- [To do]: Tally every line of the material that includes "Distribution", then give the tally and nothing else.

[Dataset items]
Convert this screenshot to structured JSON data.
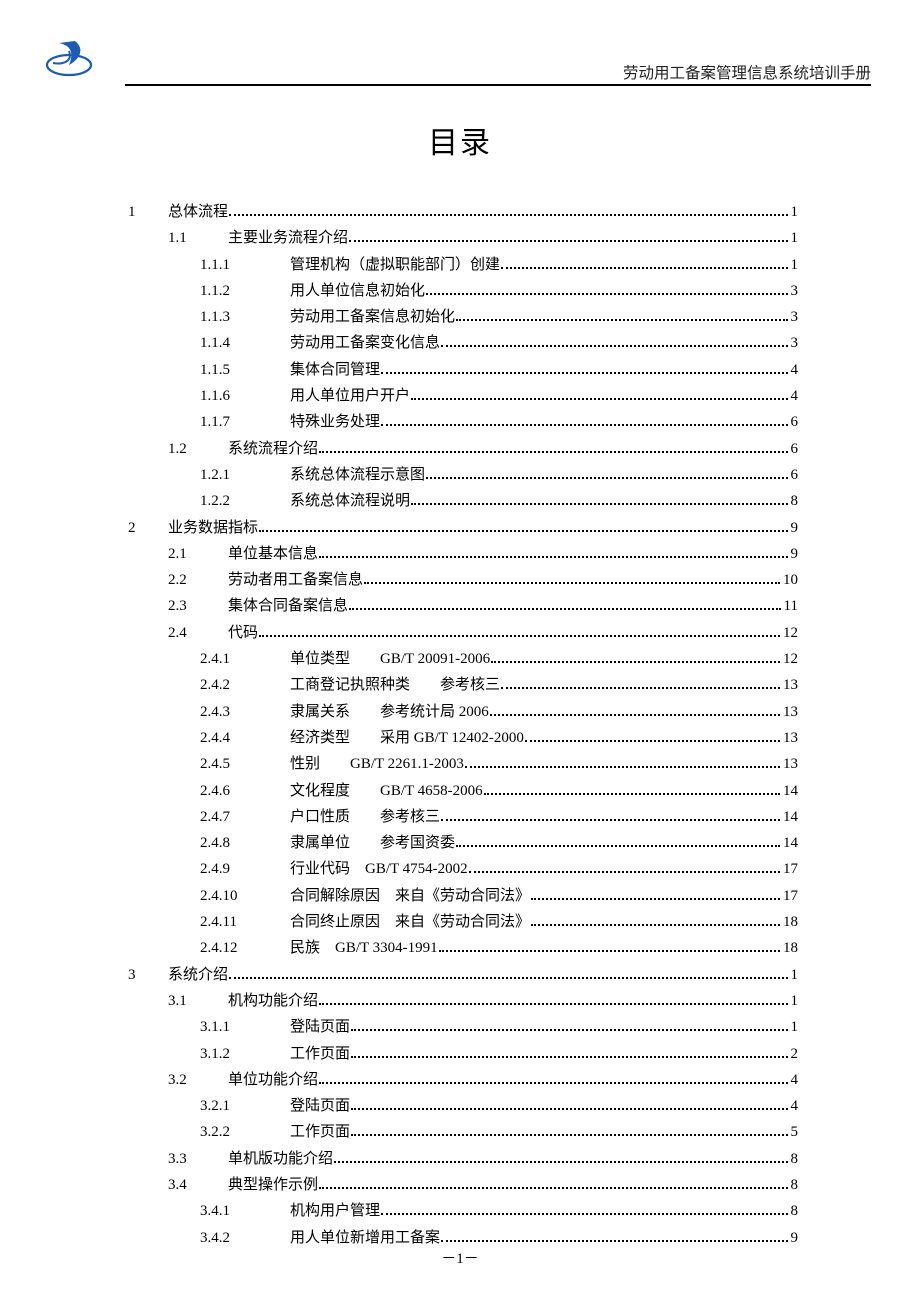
{
  "header": {
    "text": "劳动用工备案管理信息系统培训手册"
  },
  "title": "目录",
  "pagenum": "－1－",
  "toc": [
    {
      "level": 0,
      "num": "1",
      "label": "总体流程",
      "page": "1"
    },
    {
      "level": 1,
      "num": "1.1",
      "label": "主要业务流程介绍",
      "page": "1"
    },
    {
      "level": 2,
      "num": "1.1.1",
      "label": "管理机构（虚拟职能部门）创建",
      "page": "1"
    },
    {
      "level": 2,
      "num": "1.1.2",
      "label": "用人单位信息初始化",
      "page": "3"
    },
    {
      "level": 2,
      "num": "1.1.3",
      "label": "劳动用工备案信息初始化",
      "page": "3"
    },
    {
      "level": 2,
      "num": "1.1.4",
      "label": "劳动用工备案变化信息",
      "page": "3"
    },
    {
      "level": 2,
      "num": "1.1.5",
      "label": "集体合同管理",
      "page": "4"
    },
    {
      "level": 2,
      "num": "1.1.6",
      "label": "用人单位用户开户",
      "page": "4"
    },
    {
      "level": 2,
      "num": "1.1.7",
      "label": "特殊业务处理",
      "page": "6"
    },
    {
      "level": 1,
      "num": "1.2",
      "label": "系统流程介绍",
      "page": "6"
    },
    {
      "level": 2,
      "num": "1.2.1",
      "label": "系统总体流程示意图",
      "page": "6"
    },
    {
      "level": 2,
      "num": "1.2.2",
      "label": "系统总体流程说明",
      "page": "8"
    },
    {
      "level": 0,
      "num": "2",
      "label": "业务数据指标",
      "page": "9"
    },
    {
      "level": 1,
      "num": "2.1",
      "label": "单位基本信息",
      "page": "9"
    },
    {
      "level": 1,
      "num": "2.2",
      "label": "劳动者用工备案信息",
      "page": "10"
    },
    {
      "level": 1,
      "num": "2.3",
      "label": "集体合同备案信息",
      "page": "11"
    },
    {
      "level": 1,
      "num": "2.4",
      "label": "代码",
      "page": "12"
    },
    {
      "level": 2,
      "num": "2.4.1",
      "label": "单位类型　　GB/T 20091-2006",
      "page": "12"
    },
    {
      "level": 2,
      "num": "2.4.2",
      "label": "工商登记执照种类　　参考核三",
      "page": "13"
    },
    {
      "level": 2,
      "num": "2.4.3",
      "label": "隶属关系　　参考统计局 2006",
      "page": "13"
    },
    {
      "level": 2,
      "num": "2.4.4",
      "label": "经济类型　　采用 GB/T 12402-2000",
      "page": "13"
    },
    {
      "level": 2,
      "num": "2.4.5",
      "label": "性别　　GB/T 2261.1-2003",
      "page": "13"
    },
    {
      "level": 2,
      "num": "2.4.6",
      "label": "文化程度　　GB/T 4658-2006",
      "page": "14"
    },
    {
      "level": 2,
      "num": "2.4.7",
      "label": "户口性质　　参考核三",
      "page": "14"
    },
    {
      "level": 2,
      "num": "2.4.8",
      "label": "隶属单位　　参考国资委",
      "page": "14"
    },
    {
      "level": 2,
      "num": "2.4.9",
      "label": "行业代码　GB/T 4754-2002",
      "page": "17"
    },
    {
      "level": 2,
      "num": "2.4.10",
      "label": "合同解除原因　来自《劳动合同法》",
      "page": "17"
    },
    {
      "level": 2,
      "num": "2.4.11",
      "label": "合同终止原因　来自《劳动合同法》",
      "page": "18"
    },
    {
      "level": 2,
      "num": "2.4.12",
      "label": "民族　GB/T 3304-1991",
      "page": "18"
    },
    {
      "level": 0,
      "num": "3",
      "label": "系统介绍",
      "page": "1"
    },
    {
      "level": 1,
      "num": "3.1",
      "label": "机构功能介绍",
      "page": "1"
    },
    {
      "level": 2,
      "num": "3.1.1",
      "label": "登陆页面",
      "page": "1"
    },
    {
      "level": 2,
      "num": "3.1.2",
      "label": "工作页面",
      "page": "2"
    },
    {
      "level": 1,
      "num": "3.2",
      "label": "单位功能介绍",
      "page": "4"
    },
    {
      "level": 2,
      "num": "3.2.1",
      "label": "登陆页面",
      "page": "4"
    },
    {
      "level": 2,
      "num": "3.2.2",
      "label": "工作页面",
      "page": "5"
    },
    {
      "level": 1,
      "num": "3.3",
      "label": "单机版功能介绍",
      "page": "8"
    },
    {
      "level": 1,
      "num": "3.4",
      "label": "典型操作示例",
      "page": "8"
    },
    {
      "level": 2,
      "num": "3.4.1",
      "label": "机构用户管理",
      "page": "8"
    },
    {
      "level": 2,
      "num": "3.4.2",
      "label": "用人单位新增用工备案",
      "page": "9"
    }
  ]
}
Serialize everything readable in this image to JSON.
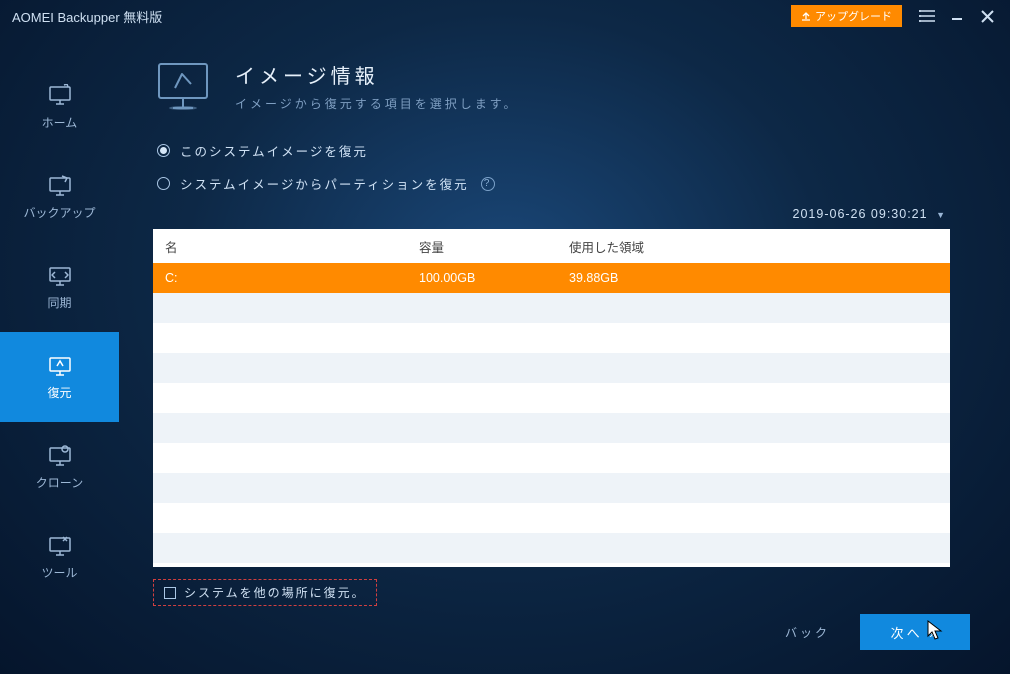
{
  "titlebar": {
    "title": "AOMEI Backupper 無料版",
    "upgrade": "アップグレード"
  },
  "sidebar": {
    "items": [
      {
        "label": "ホーム"
      },
      {
        "label": "バックアップ"
      },
      {
        "label": "同期"
      },
      {
        "label": "復元"
      },
      {
        "label": "クローン"
      },
      {
        "label": "ツール"
      }
    ]
  },
  "header": {
    "title": "イメージ情報",
    "subtitle": "イメージから復元する項目を選択します。"
  },
  "options": {
    "opt1": "このシステムイメージを復元",
    "opt2": "システムイメージからパーティションを復元"
  },
  "timestamp": "2019-06-26 09:30:21",
  "table": {
    "headers": {
      "name": "名",
      "capacity": "容量",
      "used": "使用した領域"
    },
    "rows": [
      {
        "name": "C:",
        "capacity": "100.00GB",
        "used": "39.88GB"
      }
    ]
  },
  "checkbox": {
    "label": "システムを他の場所に復元。"
  },
  "footer": {
    "back": "バック",
    "next": "次へ »"
  }
}
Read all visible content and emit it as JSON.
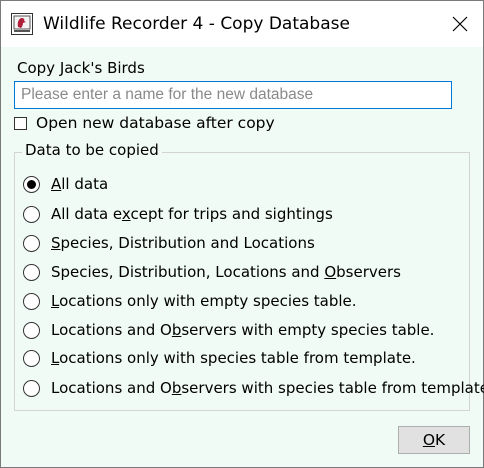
{
  "window": {
    "title": "Wildlife Recorder 4 - Copy Database",
    "icon": "app-logo-icon",
    "close_icon": "close-icon"
  },
  "source_caption": "Copy Jack's Birds",
  "name_input": {
    "value": "",
    "placeholder": "Please enter a name for the new database"
  },
  "open_after_copy": {
    "label": "Open new database after copy",
    "checked": false
  },
  "group": {
    "title": "Data to be copied",
    "options": [
      {
        "pre": "",
        "key": "A",
        "post": "ll data",
        "selected": true
      },
      {
        "pre": "All data e",
        "key": "x",
        "post": "cept for trips and sightings",
        "selected": false
      },
      {
        "pre": "",
        "key": "S",
        "post": "pecies, Distribution and Locations",
        "selected": false
      },
      {
        "pre": "Species, Distribution, Locations and ",
        "key": "O",
        "post": "bservers",
        "selected": false
      },
      {
        "pre": "",
        "key": "L",
        "post": "ocations only with empty species table.",
        "selected": false
      },
      {
        "pre": "Locations and O",
        "key": "b",
        "post": "servers with empty species table.",
        "selected": false
      },
      {
        "pre": "",
        "key": "L",
        "post": "ocations only with species table from template.",
        "selected": false
      },
      {
        "pre": "Locations and O",
        "key": "b",
        "post": "servers with species table from template.",
        "selected": false
      }
    ]
  },
  "ok_button": {
    "key": "O",
    "rest": "K"
  },
  "colors": {
    "dialog_bg": "#f0fbf5",
    "input_border": "#0078d7",
    "icon_red": "#b0203a"
  }
}
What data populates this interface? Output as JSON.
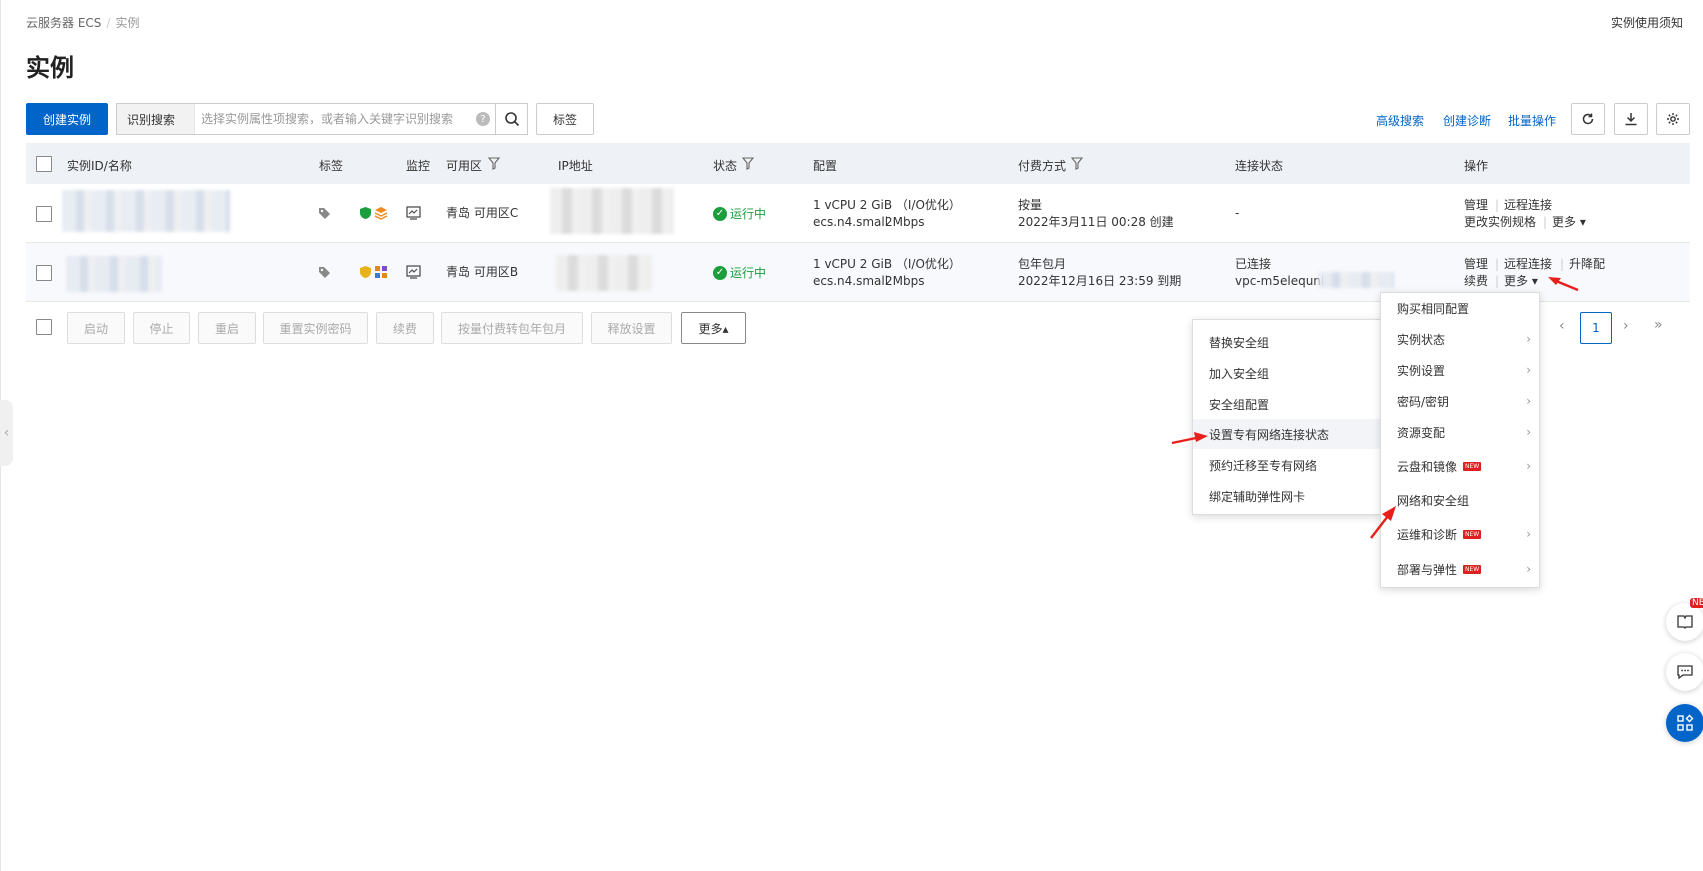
{
  "breadcrumb": {
    "root": "云服务器 ECS",
    "separator": "/",
    "current": "实例"
  },
  "notice_link": "实例使用须知",
  "page_title": "实例",
  "toolbar": {
    "create_label": "创建实例",
    "search_tag": "识别搜索",
    "search_placeholder": "选择实例属性项搜索，或者输入关键字识别搜索",
    "help_glyph": "?",
    "tag_label": "标签",
    "advanced_search": "高级搜索",
    "create_diagnosis": "创建诊断",
    "batch_ops": "批量操作"
  },
  "columns": {
    "id_name": "实例ID/名称",
    "tags": "标签",
    "monitor": "监控",
    "zone": "可用区",
    "ip": "IP地址",
    "status": "状态",
    "config": "配置",
    "billing": "付费方式",
    "connection": "连接状态",
    "actions": "操作"
  },
  "rows": [
    {
      "zone": "青岛 可用区C",
      "status": "运行中",
      "config_line1": "1 vCPU 2 GiB （I/O优化）",
      "config_type": "ecs.n4.small",
      "config_bw": "2Mbps",
      "billing_line1": "按量",
      "billing_line2": "2022年3月11日 00:28 创建",
      "connection_line1": "-",
      "actions": {
        "manage": "管理",
        "remote": "远程连接",
        "resize": "更改实例规格",
        "more": "更多"
      }
    },
    {
      "zone": "青岛 可用区B",
      "status": "运行中",
      "config_line1": "1 vCPU 2 GiB （I/O优化）",
      "config_type": "ecs.n4.small",
      "config_bw": "2Mbps",
      "billing_line1": "包年包月",
      "billing_line2": "2022年12月16日 23:59 到期",
      "connection_line1": "已连接",
      "connection_line2": "vpc-m5elequnl",
      "actions": {
        "manage": "管理",
        "remote": "远程连接",
        "upgrade": "升降配",
        "renew": "续费",
        "more": "更多"
      }
    }
  ],
  "bulk_actions": [
    "启动",
    "停止",
    "重启",
    "重置实例密码",
    "续费",
    "按量付费转包年包月",
    "释放设置"
  ],
  "bulk_more": "更多▴",
  "pagination": {
    "prev": "‹",
    "current": "1",
    "next": "›",
    "last": "»"
  },
  "more_menu": [
    {
      "label": "购买相同配置",
      "submenu": false,
      "new": false
    },
    {
      "label": "实例状态",
      "submenu": true,
      "new": false
    },
    {
      "label": "实例设置",
      "submenu": true,
      "new": false
    },
    {
      "label": "密码/密钥",
      "submenu": true,
      "new": false
    },
    {
      "label": "资源变配",
      "submenu": true,
      "new": false
    },
    {
      "label": "云盘和镜像",
      "submenu": true,
      "new": true
    },
    {
      "label": "网络和安全组",
      "submenu": false,
      "new": false
    },
    {
      "label": "运维和诊断",
      "submenu": true,
      "new": true
    },
    {
      "label": "部署与弹性",
      "submenu": true,
      "new": true
    }
  ],
  "network_submenu": [
    "替换安全组",
    "加入安全组",
    "安全组配置",
    "设置专有网络连接状态",
    "预约迁移至专有网络",
    "绑定辅助弹性网卡"
  ],
  "new_badge": "NEW",
  "chevron": "›",
  "side_handle": "‹",
  "float_badge": "NE",
  "colors": {
    "primary": "#0064c8",
    "running": "#1b9e3e",
    "arrow": "#e8201c",
    "new_badge": "#e02020"
  }
}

- [Answer to the exercise]: 2